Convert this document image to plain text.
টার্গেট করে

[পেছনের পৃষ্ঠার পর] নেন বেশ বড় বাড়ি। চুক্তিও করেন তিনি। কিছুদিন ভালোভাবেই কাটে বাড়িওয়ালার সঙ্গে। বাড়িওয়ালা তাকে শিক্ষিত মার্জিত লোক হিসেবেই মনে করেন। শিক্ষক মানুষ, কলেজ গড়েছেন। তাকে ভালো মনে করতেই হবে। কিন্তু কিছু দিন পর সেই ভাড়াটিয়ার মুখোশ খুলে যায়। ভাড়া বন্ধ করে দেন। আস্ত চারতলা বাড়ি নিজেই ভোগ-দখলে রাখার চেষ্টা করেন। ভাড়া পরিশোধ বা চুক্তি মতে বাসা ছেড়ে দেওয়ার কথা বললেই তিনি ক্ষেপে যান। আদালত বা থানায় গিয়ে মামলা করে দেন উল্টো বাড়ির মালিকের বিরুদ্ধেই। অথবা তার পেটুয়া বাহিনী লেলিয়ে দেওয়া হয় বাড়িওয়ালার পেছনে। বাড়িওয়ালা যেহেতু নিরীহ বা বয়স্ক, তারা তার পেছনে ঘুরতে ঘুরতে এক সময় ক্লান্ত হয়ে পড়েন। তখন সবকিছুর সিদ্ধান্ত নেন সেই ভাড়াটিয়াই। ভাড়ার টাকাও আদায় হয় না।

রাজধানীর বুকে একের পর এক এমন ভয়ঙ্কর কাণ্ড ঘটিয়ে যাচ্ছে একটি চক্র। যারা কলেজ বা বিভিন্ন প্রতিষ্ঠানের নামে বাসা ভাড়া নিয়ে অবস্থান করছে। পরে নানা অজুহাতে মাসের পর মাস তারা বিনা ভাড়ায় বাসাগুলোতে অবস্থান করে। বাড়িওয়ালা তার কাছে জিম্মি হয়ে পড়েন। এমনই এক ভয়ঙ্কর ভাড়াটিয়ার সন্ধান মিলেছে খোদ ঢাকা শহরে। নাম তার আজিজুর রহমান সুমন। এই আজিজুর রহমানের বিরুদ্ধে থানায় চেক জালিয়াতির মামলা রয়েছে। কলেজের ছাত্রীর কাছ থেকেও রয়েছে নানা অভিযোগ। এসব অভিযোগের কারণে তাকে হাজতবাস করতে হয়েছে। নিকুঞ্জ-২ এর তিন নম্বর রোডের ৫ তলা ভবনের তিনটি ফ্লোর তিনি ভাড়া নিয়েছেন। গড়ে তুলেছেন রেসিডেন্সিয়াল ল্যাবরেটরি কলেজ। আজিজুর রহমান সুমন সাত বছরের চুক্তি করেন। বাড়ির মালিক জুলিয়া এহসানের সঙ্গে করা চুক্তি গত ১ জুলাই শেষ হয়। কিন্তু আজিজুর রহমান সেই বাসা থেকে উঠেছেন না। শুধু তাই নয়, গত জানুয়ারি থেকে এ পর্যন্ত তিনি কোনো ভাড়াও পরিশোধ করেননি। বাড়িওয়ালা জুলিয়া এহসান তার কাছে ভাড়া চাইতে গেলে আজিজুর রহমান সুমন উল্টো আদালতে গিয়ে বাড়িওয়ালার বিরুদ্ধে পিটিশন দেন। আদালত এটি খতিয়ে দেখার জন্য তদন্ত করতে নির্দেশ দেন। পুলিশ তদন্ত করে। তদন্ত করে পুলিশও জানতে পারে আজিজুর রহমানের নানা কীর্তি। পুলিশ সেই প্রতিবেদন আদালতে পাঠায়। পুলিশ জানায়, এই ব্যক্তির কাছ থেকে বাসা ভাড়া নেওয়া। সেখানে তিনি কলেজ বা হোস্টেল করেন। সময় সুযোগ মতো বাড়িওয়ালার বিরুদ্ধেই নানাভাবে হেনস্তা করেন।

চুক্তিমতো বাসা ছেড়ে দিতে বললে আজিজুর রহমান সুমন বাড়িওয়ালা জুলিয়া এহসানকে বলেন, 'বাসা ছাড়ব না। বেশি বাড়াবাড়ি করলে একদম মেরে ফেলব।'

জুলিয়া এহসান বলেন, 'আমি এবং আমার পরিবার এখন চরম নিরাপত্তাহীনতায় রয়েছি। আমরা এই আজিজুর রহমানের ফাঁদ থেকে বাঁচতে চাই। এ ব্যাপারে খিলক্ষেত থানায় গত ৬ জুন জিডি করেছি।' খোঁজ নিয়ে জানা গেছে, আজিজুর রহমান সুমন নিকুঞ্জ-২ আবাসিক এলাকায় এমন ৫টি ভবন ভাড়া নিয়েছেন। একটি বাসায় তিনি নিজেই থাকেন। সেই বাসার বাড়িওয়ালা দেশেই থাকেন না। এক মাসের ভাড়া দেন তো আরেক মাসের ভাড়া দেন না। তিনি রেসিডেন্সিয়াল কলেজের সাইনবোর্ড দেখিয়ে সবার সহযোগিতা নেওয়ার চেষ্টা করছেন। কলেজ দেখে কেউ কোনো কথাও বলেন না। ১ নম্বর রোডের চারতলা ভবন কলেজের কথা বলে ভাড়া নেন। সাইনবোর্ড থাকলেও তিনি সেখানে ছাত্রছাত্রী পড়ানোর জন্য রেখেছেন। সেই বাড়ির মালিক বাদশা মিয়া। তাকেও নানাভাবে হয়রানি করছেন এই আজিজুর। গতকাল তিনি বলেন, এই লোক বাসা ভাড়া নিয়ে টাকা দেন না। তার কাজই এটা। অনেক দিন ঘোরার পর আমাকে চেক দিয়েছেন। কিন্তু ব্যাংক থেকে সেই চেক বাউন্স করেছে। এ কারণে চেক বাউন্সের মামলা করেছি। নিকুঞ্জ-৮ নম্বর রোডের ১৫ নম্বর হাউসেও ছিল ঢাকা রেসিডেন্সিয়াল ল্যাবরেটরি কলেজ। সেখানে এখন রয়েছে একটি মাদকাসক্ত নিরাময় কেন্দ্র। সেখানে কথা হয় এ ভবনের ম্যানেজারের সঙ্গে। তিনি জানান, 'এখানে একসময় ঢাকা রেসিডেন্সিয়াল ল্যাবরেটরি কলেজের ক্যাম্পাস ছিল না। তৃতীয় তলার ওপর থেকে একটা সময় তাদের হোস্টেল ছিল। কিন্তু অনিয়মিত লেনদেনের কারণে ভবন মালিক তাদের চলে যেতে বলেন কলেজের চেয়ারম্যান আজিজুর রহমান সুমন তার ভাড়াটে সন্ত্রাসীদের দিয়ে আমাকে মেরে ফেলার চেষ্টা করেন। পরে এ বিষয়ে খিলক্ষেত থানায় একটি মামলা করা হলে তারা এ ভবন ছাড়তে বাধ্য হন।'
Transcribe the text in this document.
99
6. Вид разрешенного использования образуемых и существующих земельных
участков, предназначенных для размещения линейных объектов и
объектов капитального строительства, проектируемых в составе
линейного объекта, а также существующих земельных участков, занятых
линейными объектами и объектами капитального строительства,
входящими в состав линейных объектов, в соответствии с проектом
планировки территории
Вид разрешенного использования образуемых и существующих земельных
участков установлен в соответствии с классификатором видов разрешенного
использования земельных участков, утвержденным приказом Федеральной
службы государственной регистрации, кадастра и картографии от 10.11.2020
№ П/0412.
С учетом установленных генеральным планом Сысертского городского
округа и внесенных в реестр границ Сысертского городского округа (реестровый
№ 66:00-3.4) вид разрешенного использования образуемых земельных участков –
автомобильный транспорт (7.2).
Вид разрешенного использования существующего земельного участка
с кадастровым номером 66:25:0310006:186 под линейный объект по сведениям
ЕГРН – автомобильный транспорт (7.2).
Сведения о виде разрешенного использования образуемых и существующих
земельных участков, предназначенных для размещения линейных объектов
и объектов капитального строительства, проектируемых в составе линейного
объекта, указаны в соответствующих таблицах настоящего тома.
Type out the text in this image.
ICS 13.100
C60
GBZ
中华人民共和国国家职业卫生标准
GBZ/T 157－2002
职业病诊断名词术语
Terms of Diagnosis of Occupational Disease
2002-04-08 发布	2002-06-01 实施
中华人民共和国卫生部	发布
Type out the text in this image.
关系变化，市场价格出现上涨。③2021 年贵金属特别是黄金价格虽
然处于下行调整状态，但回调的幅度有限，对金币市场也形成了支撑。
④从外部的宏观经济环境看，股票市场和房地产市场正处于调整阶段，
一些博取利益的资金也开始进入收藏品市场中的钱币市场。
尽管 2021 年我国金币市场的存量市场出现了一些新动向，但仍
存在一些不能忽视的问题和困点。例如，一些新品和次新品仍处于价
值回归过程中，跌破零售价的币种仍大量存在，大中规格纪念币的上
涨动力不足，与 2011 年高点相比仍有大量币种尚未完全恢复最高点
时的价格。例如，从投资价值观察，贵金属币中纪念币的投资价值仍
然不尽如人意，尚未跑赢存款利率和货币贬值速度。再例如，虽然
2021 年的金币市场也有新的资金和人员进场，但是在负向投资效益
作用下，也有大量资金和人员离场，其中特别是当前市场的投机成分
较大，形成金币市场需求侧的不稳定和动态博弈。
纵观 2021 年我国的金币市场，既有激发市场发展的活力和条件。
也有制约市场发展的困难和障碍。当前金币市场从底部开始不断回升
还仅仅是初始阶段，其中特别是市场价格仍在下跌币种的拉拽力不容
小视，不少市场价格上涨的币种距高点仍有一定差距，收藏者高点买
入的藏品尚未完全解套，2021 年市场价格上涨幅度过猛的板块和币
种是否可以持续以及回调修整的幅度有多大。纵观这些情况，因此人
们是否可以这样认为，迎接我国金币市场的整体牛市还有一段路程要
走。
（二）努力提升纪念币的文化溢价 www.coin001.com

- **Aim**
Copy each line of the data above that holds "проектируемых".

- **Expected answer**
объектов капитального строительства, проектируемых в составе
и объектов капитального строительства, проектируемых в составе линейного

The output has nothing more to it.